## START RECORDS SHOWN

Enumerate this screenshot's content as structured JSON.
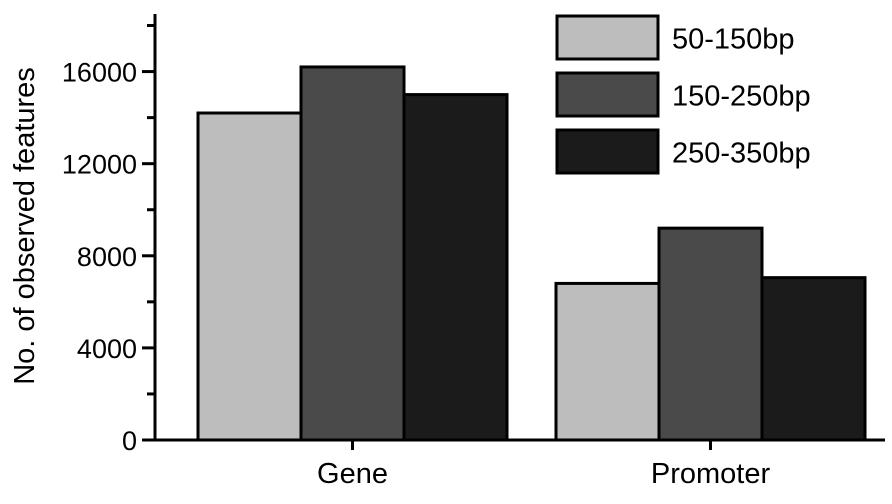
{
  "chart_data": {
    "type": "bar",
    "title": "",
    "xlabel": "",
    "ylabel": "No. of observed features",
    "categories": [
      "Gene",
      "Promoter"
    ],
    "series": [
      {
        "name": "50-150bp",
        "color": "#bdbdbd",
        "values": [
          14200,
          6800
        ]
      },
      {
        "name": "150-250bp",
        "color": "#4a4a4a",
        "values": [
          16200,
          9200
        ]
      },
      {
        "name": "250-350bp",
        "color": "#1b1b1b",
        "values": [
          15000,
          7050
        ]
      }
    ],
    "ylim": [
      0,
      18500
    ],
    "yticks": [
      0,
      4000,
      8000,
      12000,
      16000
    ],
    "ytick_labels": [
      "0",
      "4000",
      "8000",
      "12000",
      "16000"
    ],
    "grid": false,
    "legend_position": "top-right",
    "bar_outline_color": "#000000"
  }
}
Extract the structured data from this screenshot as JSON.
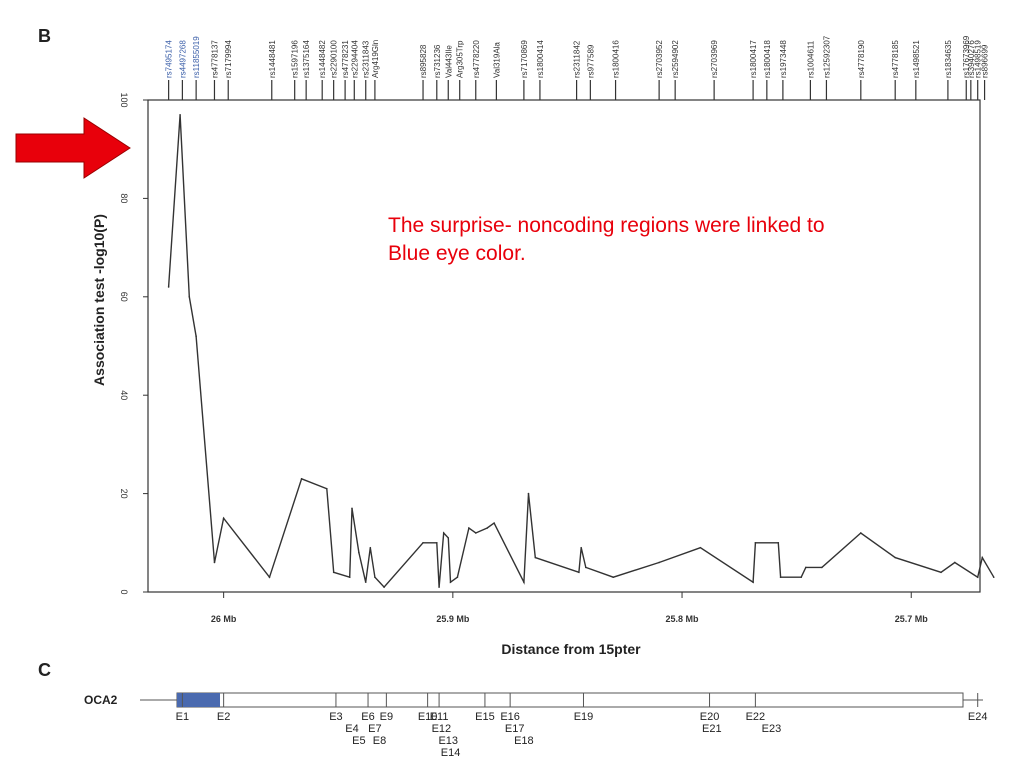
{
  "panels": {
    "b_label": "B",
    "c_label": "C"
  },
  "annotation": {
    "line1": "The surprise- noncoding regions were linked to",
    "line2": "Blue eye color."
  },
  "colors": {
    "line": "#333333",
    "highlight_snp": "#3a5ea8",
    "arrow": "#e8000b",
    "annotation": "#e8000b",
    "exon_fill": "#4a6aaf"
  },
  "icons": {
    "arrow": "red-right-arrow"
  },
  "chart_data": {
    "type": "line",
    "ylabel": "Association test -log10(P)",
    "xlabel": "Distance from 15pter",
    "ylim": [
      0,
      100
    ],
    "yticks": [
      0,
      20,
      40,
      60,
      80,
      100
    ],
    "xticks": [
      {
        "value": 26.0,
        "label": "26 Mb"
      },
      {
        "value": 25.9,
        "label": "25.9 Mb"
      },
      {
        "value": 25.8,
        "label": "25.8 Mb"
      },
      {
        "value": 25.7,
        "label": "25.7 Mb"
      }
    ],
    "xlim_reversed": [
      26.033,
      25.67
    ],
    "grid": false,
    "snp_labels": [
      {
        "label": "rs7495174",
        "pos": 26.024,
        "highlight": true
      },
      {
        "label": "rs4497268",
        "pos": 26.018,
        "highlight": true
      },
      {
        "label": "rs11855019",
        "pos": 26.012,
        "highlight": true
      },
      {
        "label": "rs4778137",
        "pos": 26.004,
        "highlight": false
      },
      {
        "label": "rs7179994",
        "pos": 25.998,
        "highlight": false
      },
      {
        "label": "rs1448481",
        "pos": 25.979,
        "highlight": false
      },
      {
        "label": "rs1597196",
        "pos": 25.969,
        "highlight": false
      },
      {
        "label": "rs1375164",
        "pos": 25.964,
        "highlight": false
      },
      {
        "label": "rs1448482",
        "pos": 25.957,
        "highlight": false
      },
      {
        "label": "rs2290100",
        "pos": 25.952,
        "highlight": false
      },
      {
        "label": "rs4778231",
        "pos": 25.947,
        "highlight": false
      },
      {
        "label": "rs2294404",
        "pos": 25.943,
        "highlight": false
      },
      {
        "label": "rs2311843",
        "pos": 25.938,
        "highlight": false
      },
      {
        "label": "Arg419Gln",
        "pos": 25.934,
        "highlight": false
      },
      {
        "label": "rs895828",
        "pos": 25.913,
        "highlight": false
      },
      {
        "label": "rs731236",
        "pos": 25.907,
        "highlight": false
      },
      {
        "label": "Val443Ile",
        "pos": 25.902,
        "highlight": false
      },
      {
        "label": "Arg305Trp",
        "pos": 25.897,
        "highlight": false
      },
      {
        "label": "rs4778220",
        "pos": 25.89,
        "highlight": false
      },
      {
        "label": "Val319Ala",
        "pos": 25.881,
        "highlight": false
      },
      {
        "label": "rs7170869",
        "pos": 25.869,
        "highlight": false
      },
      {
        "label": "rs1800414",
        "pos": 25.862,
        "highlight": false
      },
      {
        "label": "rs2311842",
        "pos": 25.846,
        "highlight": false
      },
      {
        "label": "rs977589",
        "pos": 25.84,
        "highlight": false
      },
      {
        "label": "rs1800416",
        "pos": 25.829,
        "highlight": false
      },
      {
        "label": "rs2703952",
        "pos": 25.81,
        "highlight": false
      },
      {
        "label": "rs2594902",
        "pos": 25.803,
        "highlight": false
      },
      {
        "label": "rs2703969",
        "pos": 25.786,
        "highlight": false
      },
      {
        "label": "rs1800417",
        "pos": 25.769,
        "highlight": false
      },
      {
        "label": "rs1800418",
        "pos": 25.763,
        "highlight": false
      },
      {
        "label": "rs1973448",
        "pos": 25.756,
        "highlight": false
      },
      {
        "label": "rs1004611",
        "pos": 25.744,
        "highlight": false
      },
      {
        "label": "rs12592307",
        "pos": 25.737,
        "highlight": false
      },
      {
        "label": "rs4778190",
        "pos": 25.722,
        "highlight": false
      },
      {
        "label": "rs4778185",
        "pos": 25.707,
        "highlight": false
      },
      {
        "label": "rs1498521",
        "pos": 25.698,
        "highlight": false
      },
      {
        "label": "rs1834635",
        "pos": 25.684,
        "highlight": false
      },
      {
        "label": "rs17673969",
        "pos": 25.676,
        "highlight": false
      },
      {
        "label": "rs3940276",
        "pos": 25.674,
        "highlight": false
      },
      {
        "label": "rs1498519",
        "pos": 25.671,
        "highlight": false
      },
      {
        "label": "rs896699",
        "pos": 25.668,
        "highlight": false
      }
    ],
    "series": [
      {
        "x": [
          26.024,
          26.019,
          26.015,
          26.012,
          26.004,
          26.0,
          25.98,
          25.966,
          25.955,
          25.952,
          25.945,
          25.944,
          25.941,
          25.938,
          25.936,
          25.934,
          25.93,
          25.913,
          25.907,
          25.906,
          25.904,
          25.902,
          25.901,
          25.898,
          25.893,
          25.89,
          25.885,
          25.882,
          25.869,
          25.867,
          25.864,
          25.845,
          25.844,
          25.842,
          25.83,
          25.81,
          25.792,
          25.769,
          25.768,
          25.758,
          25.757,
          25.748,
          25.746,
          25.739,
          25.722,
          25.707,
          25.687,
          25.681,
          25.671,
          25.669,
          25.664
        ],
        "y": [
          62,
          97,
          60,
          52,
          6,
          15,
          3,
          23,
          21,
          4,
          3,
          17,
          8,
          2,
          9,
          3,
          1,
          10,
          10,
          1,
          12,
          11,
          2,
          3,
          13,
          12,
          13,
          14,
          2,
          20,
          7,
          4,
          9,
          5,
          3,
          6,
          9,
          2,
          10,
          10,
          3,
          3,
          5,
          5,
          12,
          7,
          4,
          6,
          3,
          7,
          3
        ]
      }
    ]
  },
  "gene_track": {
    "gene": "OCA2",
    "exons": [
      {
        "label": "E1",
        "pos": 26.018,
        "row": 0
      },
      {
        "label": "E2",
        "pos": 26.0,
        "row": 0
      },
      {
        "label": "E3",
        "pos": 25.951,
        "row": 0
      },
      {
        "label": "E4",
        "pos": 25.944,
        "row": 1
      },
      {
        "label": "E5",
        "pos": 25.941,
        "row": 2
      },
      {
        "label": "E6",
        "pos": 25.937,
        "row": 0
      },
      {
        "label": "E7",
        "pos": 25.934,
        "row": 1
      },
      {
        "label": "E8",
        "pos": 25.932,
        "row": 2
      },
      {
        "label": "E9",
        "pos": 25.929,
        "row": 0
      },
      {
        "label": "E10",
        "pos": 25.911,
        "row": 0
      },
      {
        "label": "E11",
        "pos": 25.906,
        "row": 0
      },
      {
        "label": "E12",
        "pos": 25.905,
        "row": 1
      },
      {
        "label": "E13",
        "pos": 25.902,
        "row": 2
      },
      {
        "label": "E14",
        "pos": 25.901,
        "row": 3
      },
      {
        "label": "E15",
        "pos": 25.886,
        "row": 0
      },
      {
        "label": "E16",
        "pos": 25.875,
        "row": 0
      },
      {
        "label": "E17",
        "pos": 25.873,
        "row": 1
      },
      {
        "label": "E18",
        "pos": 25.869,
        "row": 2
      },
      {
        "label": "E19",
        "pos": 25.843,
        "row": 0
      },
      {
        "label": "E20",
        "pos": 25.788,
        "row": 0
      },
      {
        "label": "E21",
        "pos": 25.787,
        "row": 1
      },
      {
        "label": "E22",
        "pos": 25.768,
        "row": 0
      },
      {
        "label": "E23",
        "pos": 25.761,
        "row": 1
      },
      {
        "label": "E24",
        "pos": 25.671,
        "row": 0
      }
    ]
  }
}
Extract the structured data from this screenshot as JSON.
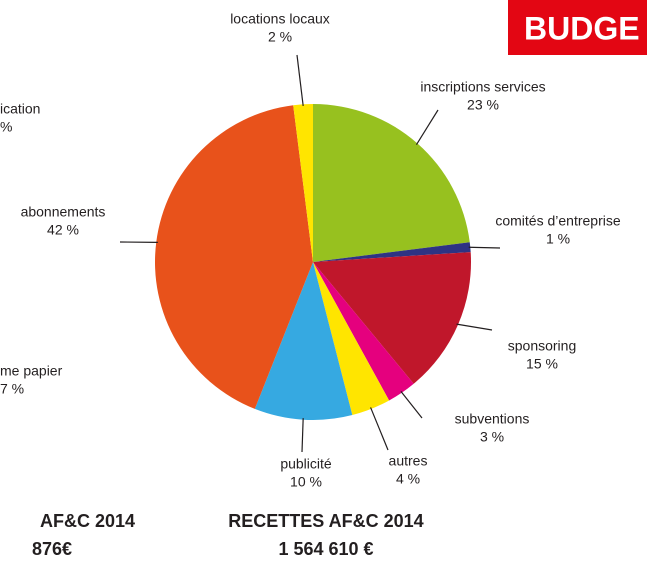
{
  "chart_data": {
    "type": "pie",
    "title": "RECETTES AF&C 2014",
    "subtitle": "1 564 610 €",
    "categories": [
      "inscriptions services",
      "comités d’entreprise",
      "sponsoring",
      "subventions",
      "autres",
      "publicité",
      "abonnements",
      "locations locaux"
    ],
    "values": [
      23,
      1,
      15,
      3,
      4,
      10,
      42,
      2
    ],
    "value_labels": [
      "23 %",
      "1 %",
      "15 %",
      "3 %",
      "4 %",
      "10 %",
      "42 %",
      "2 %"
    ],
    "colors": [
      "#97c11f",
      "#2e3383",
      "#c0172b",
      "#e5007e",
      "#ffe500",
      "#36a9e1",
      "#e8521b",
      "#ffe500"
    ]
  },
  "badge": "BUDGE",
  "left_fragments": [
    "ication",
    "%",
    "me papier",
    "7 %",
    "AF&C 2014",
    "876€"
  ]
}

## END RECORDS SHOWN

WHAT IS REQUIRED
Pick out lines containing the word "name", each one as written.

THE REPLY
        "name": "50-150bp",
        "name": "150-250bp",
        "name": "250-350bp",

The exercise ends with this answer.